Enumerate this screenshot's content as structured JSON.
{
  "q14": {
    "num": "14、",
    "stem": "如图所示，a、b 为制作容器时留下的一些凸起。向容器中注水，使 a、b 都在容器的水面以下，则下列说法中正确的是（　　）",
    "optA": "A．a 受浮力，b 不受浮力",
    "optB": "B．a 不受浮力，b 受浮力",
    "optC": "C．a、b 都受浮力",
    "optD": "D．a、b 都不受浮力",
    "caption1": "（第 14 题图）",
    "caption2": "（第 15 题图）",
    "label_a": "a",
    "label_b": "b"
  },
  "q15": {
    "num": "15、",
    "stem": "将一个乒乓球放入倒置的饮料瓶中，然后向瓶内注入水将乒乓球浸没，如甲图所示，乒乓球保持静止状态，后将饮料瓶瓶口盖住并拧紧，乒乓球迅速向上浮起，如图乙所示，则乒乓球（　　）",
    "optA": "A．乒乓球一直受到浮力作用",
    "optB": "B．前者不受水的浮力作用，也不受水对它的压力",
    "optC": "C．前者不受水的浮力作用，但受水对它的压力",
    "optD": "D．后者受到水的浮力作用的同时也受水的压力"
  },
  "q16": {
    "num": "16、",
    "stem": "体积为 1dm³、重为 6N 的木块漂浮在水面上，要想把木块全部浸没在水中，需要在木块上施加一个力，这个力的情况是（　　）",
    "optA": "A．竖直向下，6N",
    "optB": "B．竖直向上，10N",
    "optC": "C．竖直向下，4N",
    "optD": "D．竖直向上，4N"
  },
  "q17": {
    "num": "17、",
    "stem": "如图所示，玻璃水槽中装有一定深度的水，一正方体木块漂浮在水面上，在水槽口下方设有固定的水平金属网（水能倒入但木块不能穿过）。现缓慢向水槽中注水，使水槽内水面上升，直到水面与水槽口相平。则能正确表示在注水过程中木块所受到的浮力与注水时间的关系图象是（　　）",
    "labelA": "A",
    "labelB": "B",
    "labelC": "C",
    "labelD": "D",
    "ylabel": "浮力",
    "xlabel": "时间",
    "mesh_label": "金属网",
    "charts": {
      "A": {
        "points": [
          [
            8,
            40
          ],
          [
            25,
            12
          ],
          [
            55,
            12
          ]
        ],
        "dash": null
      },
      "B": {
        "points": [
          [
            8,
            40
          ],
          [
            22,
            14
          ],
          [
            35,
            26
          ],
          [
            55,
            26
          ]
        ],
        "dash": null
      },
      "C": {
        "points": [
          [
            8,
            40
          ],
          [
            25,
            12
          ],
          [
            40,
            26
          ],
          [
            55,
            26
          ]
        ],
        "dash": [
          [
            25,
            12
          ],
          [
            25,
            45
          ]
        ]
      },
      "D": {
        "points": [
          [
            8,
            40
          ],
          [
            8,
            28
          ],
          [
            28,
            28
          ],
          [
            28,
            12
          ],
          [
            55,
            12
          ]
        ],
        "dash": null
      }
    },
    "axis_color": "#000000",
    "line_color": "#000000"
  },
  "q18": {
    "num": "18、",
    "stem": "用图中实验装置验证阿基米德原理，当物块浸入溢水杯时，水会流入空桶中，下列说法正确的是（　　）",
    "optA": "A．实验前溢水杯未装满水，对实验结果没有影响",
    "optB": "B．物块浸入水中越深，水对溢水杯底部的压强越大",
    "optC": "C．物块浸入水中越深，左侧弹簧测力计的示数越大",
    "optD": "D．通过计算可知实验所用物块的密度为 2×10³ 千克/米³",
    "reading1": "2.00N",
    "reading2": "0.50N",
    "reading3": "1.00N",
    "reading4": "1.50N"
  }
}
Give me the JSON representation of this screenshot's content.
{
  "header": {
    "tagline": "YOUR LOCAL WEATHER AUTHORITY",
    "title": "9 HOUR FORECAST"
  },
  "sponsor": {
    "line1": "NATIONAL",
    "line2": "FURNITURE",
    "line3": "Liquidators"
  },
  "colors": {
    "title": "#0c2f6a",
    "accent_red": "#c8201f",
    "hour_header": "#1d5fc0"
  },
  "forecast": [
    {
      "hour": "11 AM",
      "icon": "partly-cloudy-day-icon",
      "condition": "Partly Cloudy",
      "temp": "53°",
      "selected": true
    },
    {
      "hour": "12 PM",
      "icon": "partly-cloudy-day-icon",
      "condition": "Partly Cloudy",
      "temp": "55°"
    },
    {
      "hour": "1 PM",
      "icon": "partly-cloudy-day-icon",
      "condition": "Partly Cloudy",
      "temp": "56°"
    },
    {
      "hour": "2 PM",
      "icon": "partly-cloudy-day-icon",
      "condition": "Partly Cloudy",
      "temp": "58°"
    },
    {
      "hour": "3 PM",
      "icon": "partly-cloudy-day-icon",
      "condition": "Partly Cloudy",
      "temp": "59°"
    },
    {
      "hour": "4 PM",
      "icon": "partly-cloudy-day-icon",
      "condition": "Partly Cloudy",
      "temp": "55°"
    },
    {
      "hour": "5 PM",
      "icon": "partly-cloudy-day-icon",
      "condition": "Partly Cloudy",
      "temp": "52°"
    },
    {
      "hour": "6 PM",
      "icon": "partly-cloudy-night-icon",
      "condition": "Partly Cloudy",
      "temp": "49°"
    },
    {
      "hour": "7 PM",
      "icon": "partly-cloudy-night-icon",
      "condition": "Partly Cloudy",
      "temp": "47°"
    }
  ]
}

* * * * * * * * *

### What the task requires
The entries above should be repeated exactly, every one of them.

### Exercise solution
Enumerate this screenshot's content as structured JSON.
{
  "q14": {
    "num": "14、",
    "stem": "如图所示，a、b 为制作容器时留下的一些凸起。向容器中注水，使 a、b 都在容器的水面以下，则下列说法中正确的是（　　）",
    "optA": "A．a 受浮力，b 不受浮力",
    "optB": "B．a 不受浮力，b 受浮力",
    "optC": "C．a、b 都受浮力",
    "optD": "D．a、b 都不受浮力",
    "caption1": "（第 14 题图）",
    "caption2": "（第 15 题图）",
    "label_a": "a",
    "label_b": "b"
  },
  "q15": {
    "num": "15、",
    "stem": "将一个乒乓球放入倒置的饮料瓶中，然后向瓶内注入水将乒乓球浸没，如甲图所示，乒乓球保持静止状态，后将饮料瓶瓶口盖住并拧紧，乒乓球迅速向上浮起，如图乙所示，则乒乓球（　　）",
    "optA": "A．乒乓球一直受到浮力作用",
    "optB": "B．前者不受水的浮力作用，也不受水对它的压力",
    "optC": "C．前者不受水的浮力作用，但受水对它的压力",
    "optD": "D．后者受到水的浮力作用的同时也受水的压力"
  },
  "q16": {
    "num": "16、",
    "stem": "体积为 1dm³、重为 6N 的木块漂浮在水面上，要想把木块全部浸没在水中，需要在木块上施加一个力，这个力的情况是（　　）",
    "optA": "A．竖直向下，6N",
    "optB": "B．竖直向上，10N",
    "optC": "C．竖直向下，4N",
    "optD": "D．竖直向上，4N"
  },
  "q17": {
    "num": "17、",
    "stem": "如图所示，玻璃水槽中装有一定深度的水，一正方体木块漂浮在水面上，在水槽口下方设有固定的水平金属网（水能倒入但木块不能穿过）。现缓慢向水槽中注水，使水槽内水面上升，直到水面与水槽口相平。则能正确表示在注水过程中木块所受到的浮力与注水时间的关系图象是（　　）",
    "labelA": "A",
    "labelB": "B",
    "labelC": "C",
    "labelD": "D",
    "ylabel": "浮力",
    "xlabel": "时间",
    "mesh_label": "金属网",
    "charts": {
      "A": {
        "points": [
          [
            8,
            40
          ],
          [
            25,
            12
          ],
          [
            55,
            12
          ]
        ],
        "dash": null
      },
      "B": {
        "points": [
          [
            8,
            40
          ],
          [
            22,
            14
          ],
          [
            35,
            26
          ],
          [
            55,
            26
          ]
        ],
        "dash": null
      },
      "C": {
        "points": [
          [
            8,
            40
          ],
          [
            25,
            12
          ],
          [
            40,
            26
          ],
          [
            55,
            26
          ]
        ],
        "dash": [
          [
            25,
            12
          ],
          [
            25,
            45
          ]
        ]
      },
      "D": {
        "points": [
          [
            8,
            40
          ],
          [
            8,
            28
          ],
          [
            28,
            28
          ],
          [
            28,
            12
          ],
          [
            55,
            12
          ]
        ],
        "dash": null
      }
    },
    "axis_color": "#000000",
    "line_color": "#000000"
  },
  "q18": {
    "num": "18、",
    "stem": "用图中实验装置验证阿基米德原理，当物块浸入溢水杯时，水会流入空桶中，下列说法正确的是（　　）",
    "optA": "A．实验前溢水杯未装满水，对实验结果没有影响",
    "optB": "B．物块浸入水中越深，水对溢水杯底部的压强越大",
    "optC": "C．物块浸入水中越深，左侧弹簧测力计的示数越大",
    "optD": "D．通过计算可知实验所用物块的密度为 2×10³ 千克/米³",
    "reading1": "2.00N",
    "reading2": "0.50N",
    "reading3": "1.00N",
    "reading4": "1.50N"
  }
}
Give me the JSON representation of this screenshot's content.
{
  "header": {
    "tagline": "YOUR LOCAL WEATHER AUTHORITY",
    "title": "9 HOUR FORECAST"
  },
  "sponsor": {
    "line1": "NATIONAL",
    "line2": "FURNITURE",
    "line3": "Liquidators"
  },
  "colors": {
    "title": "#0c2f6a",
    "accent_red": "#c8201f",
    "hour_header": "#1d5fc0"
  },
  "forecast": [
    {
      "hour": "11 AM",
      "icon": "partly-cloudy-day-icon",
      "condition": "Partly Cloudy",
      "temp": "53°",
      "selected": true
    },
    {
      "hour": "12 PM",
      "icon": "partly-cloudy-day-icon",
      "condition": "Partly Cloudy",
      "temp": "55°"
    },
    {
      "hour": "1 PM",
      "icon": "partly-cloudy-day-icon",
      "condition": "Partly Cloudy",
      "temp": "56°"
    },
    {
      "hour": "2 PM",
      "icon": "partly-cloudy-day-icon",
      "condition": "Partly Cloudy",
      "temp": "58°"
    },
    {
      "hour": "3 PM",
      "icon": "partly-cloudy-day-icon",
      "condition": "Partly Cloudy",
      "temp": "59°"
    },
    {
      "hour": "4 PM",
      "icon": "partly-cloudy-day-icon",
      "condition": "Partly Cloudy",
      "temp": "55°"
    },
    {
      "hour": "5 PM",
      "icon": "partly-cloudy-day-icon",
      "condition": "Partly Cloudy",
      "temp": "52°"
    },
    {
      "hour": "6 PM",
      "icon": "partly-cloudy-night-icon",
      "condition": "Partly Cloudy",
      "temp": "49°"
    },
    {
      "hour": "7 PM",
      "icon": "partly-cloudy-night-icon",
      "condition": "Partly Cloudy",
      "temp": "47°"
    }
  ]
}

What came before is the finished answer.